## WORK INSTRUCTION
Each line in the entries below that holds the string "osoitteessa" must be copied.
▬▬▬
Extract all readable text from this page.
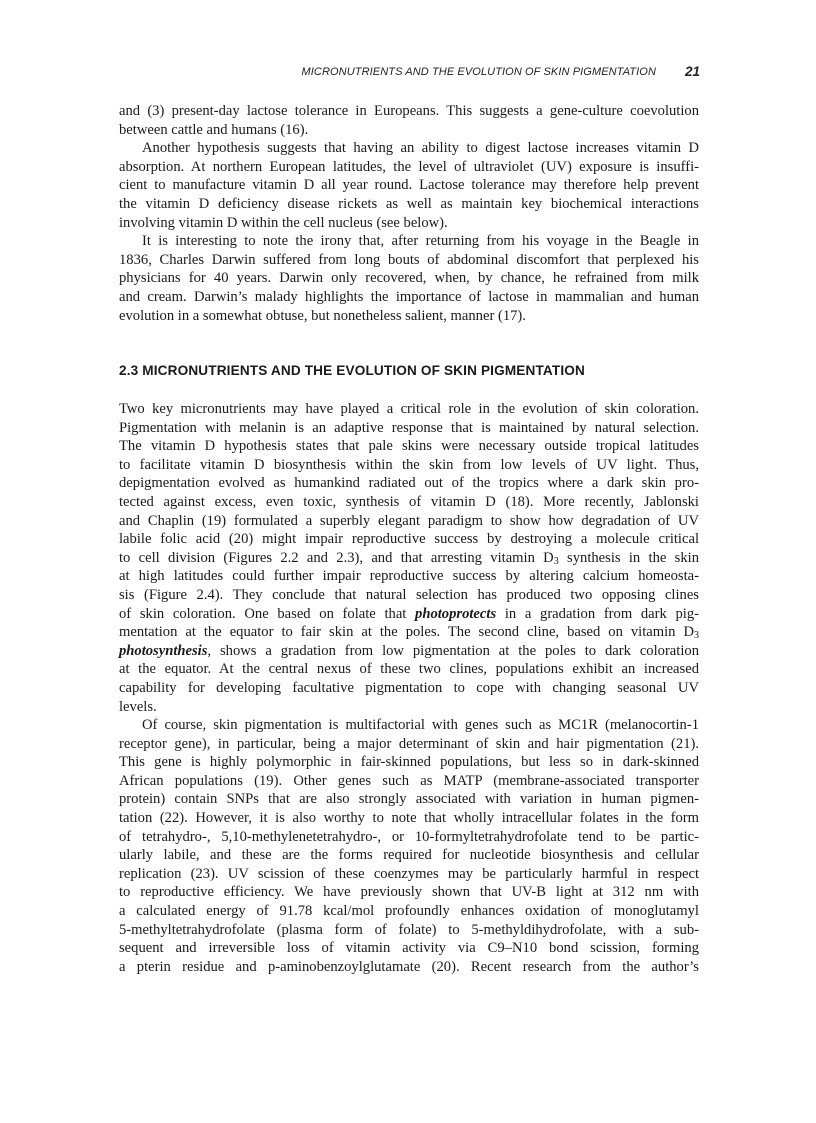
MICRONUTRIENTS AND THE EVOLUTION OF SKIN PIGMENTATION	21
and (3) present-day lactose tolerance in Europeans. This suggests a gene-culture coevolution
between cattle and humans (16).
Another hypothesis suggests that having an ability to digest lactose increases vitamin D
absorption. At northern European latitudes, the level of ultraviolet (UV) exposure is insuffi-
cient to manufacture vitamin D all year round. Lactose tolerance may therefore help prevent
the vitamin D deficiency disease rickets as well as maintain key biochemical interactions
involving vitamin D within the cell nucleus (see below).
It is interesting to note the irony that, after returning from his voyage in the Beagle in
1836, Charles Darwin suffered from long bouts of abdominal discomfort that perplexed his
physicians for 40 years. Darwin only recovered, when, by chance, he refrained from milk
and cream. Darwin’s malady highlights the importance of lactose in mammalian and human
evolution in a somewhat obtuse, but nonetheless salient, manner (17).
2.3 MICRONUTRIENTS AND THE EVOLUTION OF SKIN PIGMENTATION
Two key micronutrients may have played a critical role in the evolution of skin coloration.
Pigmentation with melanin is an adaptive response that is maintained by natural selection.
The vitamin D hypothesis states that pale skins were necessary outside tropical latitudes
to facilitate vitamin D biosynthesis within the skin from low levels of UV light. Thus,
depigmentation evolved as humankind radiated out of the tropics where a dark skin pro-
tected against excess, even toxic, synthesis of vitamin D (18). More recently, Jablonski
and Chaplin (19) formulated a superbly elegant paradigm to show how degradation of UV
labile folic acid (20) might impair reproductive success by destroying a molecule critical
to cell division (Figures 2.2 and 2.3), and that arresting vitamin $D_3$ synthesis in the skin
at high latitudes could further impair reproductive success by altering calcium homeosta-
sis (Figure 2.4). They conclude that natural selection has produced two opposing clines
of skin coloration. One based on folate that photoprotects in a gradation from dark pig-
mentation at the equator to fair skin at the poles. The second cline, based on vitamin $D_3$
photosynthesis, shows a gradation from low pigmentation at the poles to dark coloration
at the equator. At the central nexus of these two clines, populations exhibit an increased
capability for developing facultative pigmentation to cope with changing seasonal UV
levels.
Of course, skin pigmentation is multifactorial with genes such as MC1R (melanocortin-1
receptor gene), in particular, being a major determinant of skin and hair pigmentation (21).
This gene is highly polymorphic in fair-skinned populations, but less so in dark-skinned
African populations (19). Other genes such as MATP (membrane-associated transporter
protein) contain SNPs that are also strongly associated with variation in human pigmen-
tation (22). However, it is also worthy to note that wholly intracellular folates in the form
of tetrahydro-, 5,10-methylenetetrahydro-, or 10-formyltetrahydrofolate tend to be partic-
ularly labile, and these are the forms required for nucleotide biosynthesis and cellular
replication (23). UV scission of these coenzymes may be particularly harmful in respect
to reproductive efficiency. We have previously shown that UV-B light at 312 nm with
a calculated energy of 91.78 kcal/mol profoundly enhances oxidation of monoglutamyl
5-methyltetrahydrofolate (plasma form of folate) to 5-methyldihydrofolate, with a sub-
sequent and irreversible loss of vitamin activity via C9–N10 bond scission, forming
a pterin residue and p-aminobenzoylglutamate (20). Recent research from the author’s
▬▬▬
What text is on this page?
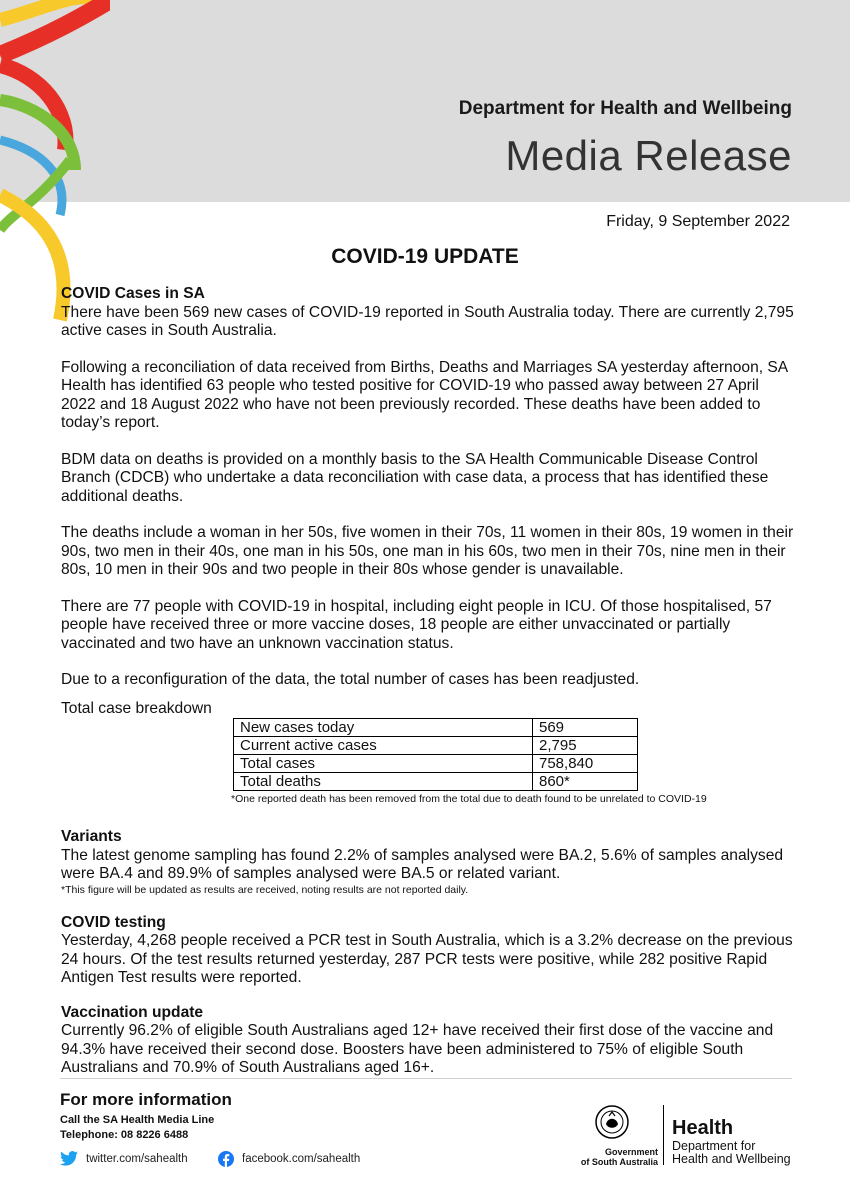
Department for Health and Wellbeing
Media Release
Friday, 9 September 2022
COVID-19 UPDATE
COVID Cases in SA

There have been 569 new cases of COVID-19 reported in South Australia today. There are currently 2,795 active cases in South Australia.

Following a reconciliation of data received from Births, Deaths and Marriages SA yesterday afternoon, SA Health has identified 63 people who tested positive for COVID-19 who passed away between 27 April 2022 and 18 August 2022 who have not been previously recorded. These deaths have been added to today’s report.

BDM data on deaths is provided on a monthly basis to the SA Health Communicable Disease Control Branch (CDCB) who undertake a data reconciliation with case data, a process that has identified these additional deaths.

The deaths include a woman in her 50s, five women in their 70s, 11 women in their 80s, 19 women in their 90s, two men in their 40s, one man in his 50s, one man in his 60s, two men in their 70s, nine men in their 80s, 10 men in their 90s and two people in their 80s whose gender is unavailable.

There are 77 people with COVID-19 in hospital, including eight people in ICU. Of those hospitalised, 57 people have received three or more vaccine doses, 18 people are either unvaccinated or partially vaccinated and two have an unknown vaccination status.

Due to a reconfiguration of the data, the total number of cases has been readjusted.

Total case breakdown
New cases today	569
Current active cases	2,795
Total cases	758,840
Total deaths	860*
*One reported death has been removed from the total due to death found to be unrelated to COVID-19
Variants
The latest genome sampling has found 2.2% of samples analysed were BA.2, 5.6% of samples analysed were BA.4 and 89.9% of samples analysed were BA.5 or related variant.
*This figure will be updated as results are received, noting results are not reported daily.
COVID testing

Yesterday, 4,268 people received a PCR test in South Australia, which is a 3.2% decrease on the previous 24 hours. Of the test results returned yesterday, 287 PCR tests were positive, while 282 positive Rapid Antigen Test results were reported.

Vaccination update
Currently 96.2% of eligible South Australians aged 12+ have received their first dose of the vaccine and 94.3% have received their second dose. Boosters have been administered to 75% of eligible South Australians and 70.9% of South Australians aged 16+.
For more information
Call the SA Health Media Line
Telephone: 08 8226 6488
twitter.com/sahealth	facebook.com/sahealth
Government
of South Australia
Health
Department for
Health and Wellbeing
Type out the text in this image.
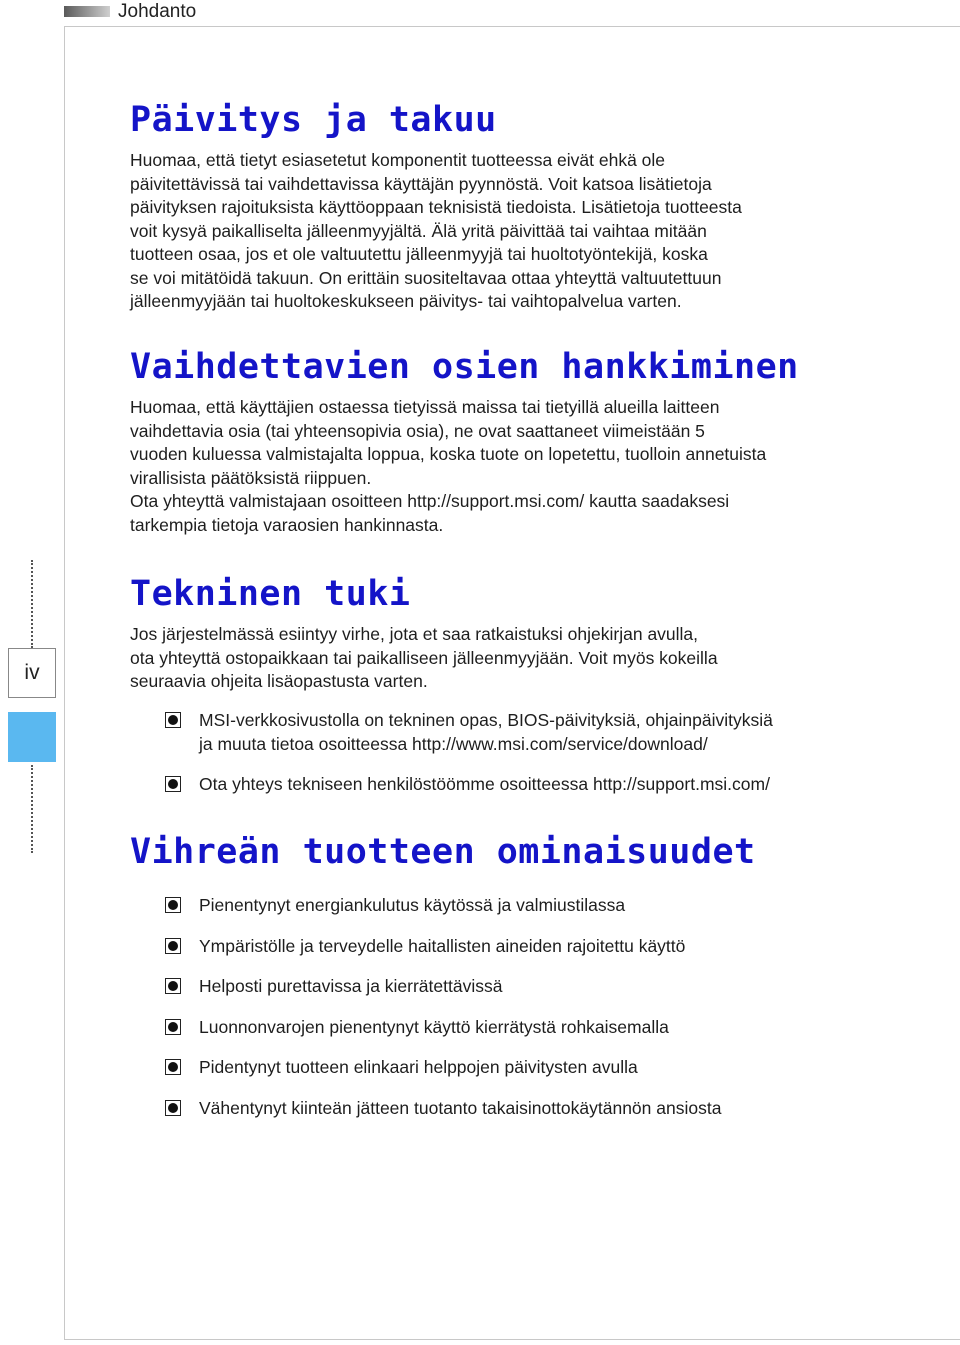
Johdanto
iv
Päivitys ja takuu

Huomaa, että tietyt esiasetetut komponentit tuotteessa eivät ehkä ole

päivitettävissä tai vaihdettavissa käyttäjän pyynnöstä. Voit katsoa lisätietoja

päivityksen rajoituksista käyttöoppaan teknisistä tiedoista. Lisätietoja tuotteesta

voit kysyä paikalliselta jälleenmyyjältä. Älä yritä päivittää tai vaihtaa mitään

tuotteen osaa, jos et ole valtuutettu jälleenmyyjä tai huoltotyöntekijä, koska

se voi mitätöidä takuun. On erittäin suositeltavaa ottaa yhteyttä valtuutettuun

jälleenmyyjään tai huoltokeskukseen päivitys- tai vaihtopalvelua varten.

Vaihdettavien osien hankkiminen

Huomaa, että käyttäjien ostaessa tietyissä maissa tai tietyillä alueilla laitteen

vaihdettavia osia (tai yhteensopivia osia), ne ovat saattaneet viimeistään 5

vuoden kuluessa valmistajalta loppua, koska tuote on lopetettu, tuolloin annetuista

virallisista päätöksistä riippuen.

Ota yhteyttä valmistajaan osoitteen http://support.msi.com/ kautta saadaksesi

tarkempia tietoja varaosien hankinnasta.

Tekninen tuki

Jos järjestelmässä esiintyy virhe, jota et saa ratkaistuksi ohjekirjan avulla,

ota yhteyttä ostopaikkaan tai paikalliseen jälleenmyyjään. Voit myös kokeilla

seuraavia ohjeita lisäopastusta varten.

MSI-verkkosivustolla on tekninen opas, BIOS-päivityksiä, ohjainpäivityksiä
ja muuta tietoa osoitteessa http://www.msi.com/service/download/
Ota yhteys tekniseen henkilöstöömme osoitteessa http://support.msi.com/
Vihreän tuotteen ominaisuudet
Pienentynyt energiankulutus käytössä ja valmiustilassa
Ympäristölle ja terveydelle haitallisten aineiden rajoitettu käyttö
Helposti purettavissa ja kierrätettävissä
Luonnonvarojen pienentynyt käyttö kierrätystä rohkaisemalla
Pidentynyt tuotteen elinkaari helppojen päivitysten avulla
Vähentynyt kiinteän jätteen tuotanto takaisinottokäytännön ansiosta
▬▬▬
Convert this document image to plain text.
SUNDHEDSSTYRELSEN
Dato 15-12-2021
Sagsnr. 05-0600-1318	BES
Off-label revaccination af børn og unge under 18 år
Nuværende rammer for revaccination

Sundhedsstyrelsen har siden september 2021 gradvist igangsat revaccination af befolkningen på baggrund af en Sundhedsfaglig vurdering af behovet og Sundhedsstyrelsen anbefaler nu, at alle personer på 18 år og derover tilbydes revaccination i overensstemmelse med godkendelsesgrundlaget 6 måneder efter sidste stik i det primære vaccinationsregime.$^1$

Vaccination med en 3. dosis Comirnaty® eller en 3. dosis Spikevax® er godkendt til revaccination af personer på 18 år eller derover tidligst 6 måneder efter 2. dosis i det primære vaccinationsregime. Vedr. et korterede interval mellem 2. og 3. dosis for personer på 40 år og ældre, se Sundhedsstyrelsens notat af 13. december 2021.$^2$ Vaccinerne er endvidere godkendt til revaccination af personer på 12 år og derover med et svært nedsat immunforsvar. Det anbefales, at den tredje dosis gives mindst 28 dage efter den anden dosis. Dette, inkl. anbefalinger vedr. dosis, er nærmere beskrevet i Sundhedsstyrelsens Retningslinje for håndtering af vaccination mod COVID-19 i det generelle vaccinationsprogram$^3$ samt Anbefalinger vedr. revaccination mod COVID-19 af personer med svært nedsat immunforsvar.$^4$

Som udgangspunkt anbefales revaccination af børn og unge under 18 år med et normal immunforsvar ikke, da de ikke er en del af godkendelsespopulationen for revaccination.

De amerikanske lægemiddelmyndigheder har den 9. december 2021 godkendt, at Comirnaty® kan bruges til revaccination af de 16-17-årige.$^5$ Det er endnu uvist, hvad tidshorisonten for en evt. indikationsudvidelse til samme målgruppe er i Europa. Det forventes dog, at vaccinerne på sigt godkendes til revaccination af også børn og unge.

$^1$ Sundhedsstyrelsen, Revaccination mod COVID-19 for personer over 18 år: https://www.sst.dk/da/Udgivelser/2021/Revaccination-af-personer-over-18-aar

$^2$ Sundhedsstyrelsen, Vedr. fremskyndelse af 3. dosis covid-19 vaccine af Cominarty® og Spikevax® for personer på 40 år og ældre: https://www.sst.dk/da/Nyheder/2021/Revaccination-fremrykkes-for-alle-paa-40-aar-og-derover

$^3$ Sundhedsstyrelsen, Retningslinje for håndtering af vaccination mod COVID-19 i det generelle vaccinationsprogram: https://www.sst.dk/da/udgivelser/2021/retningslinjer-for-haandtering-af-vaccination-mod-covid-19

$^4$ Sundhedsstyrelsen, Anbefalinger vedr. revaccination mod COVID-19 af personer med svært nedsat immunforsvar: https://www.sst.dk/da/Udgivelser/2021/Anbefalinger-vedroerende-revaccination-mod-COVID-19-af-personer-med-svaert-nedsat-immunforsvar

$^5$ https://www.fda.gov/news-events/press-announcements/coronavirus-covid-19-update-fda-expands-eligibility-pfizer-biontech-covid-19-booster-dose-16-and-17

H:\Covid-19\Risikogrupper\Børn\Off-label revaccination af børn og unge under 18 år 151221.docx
▬▬▬
## TASK SOLUTION
ja muuta tietoa osoitteessa http://www.msi.com/service/download/
Ota yhteys tekniseen henkilöstöömme osoitteessa http://support.msi.com/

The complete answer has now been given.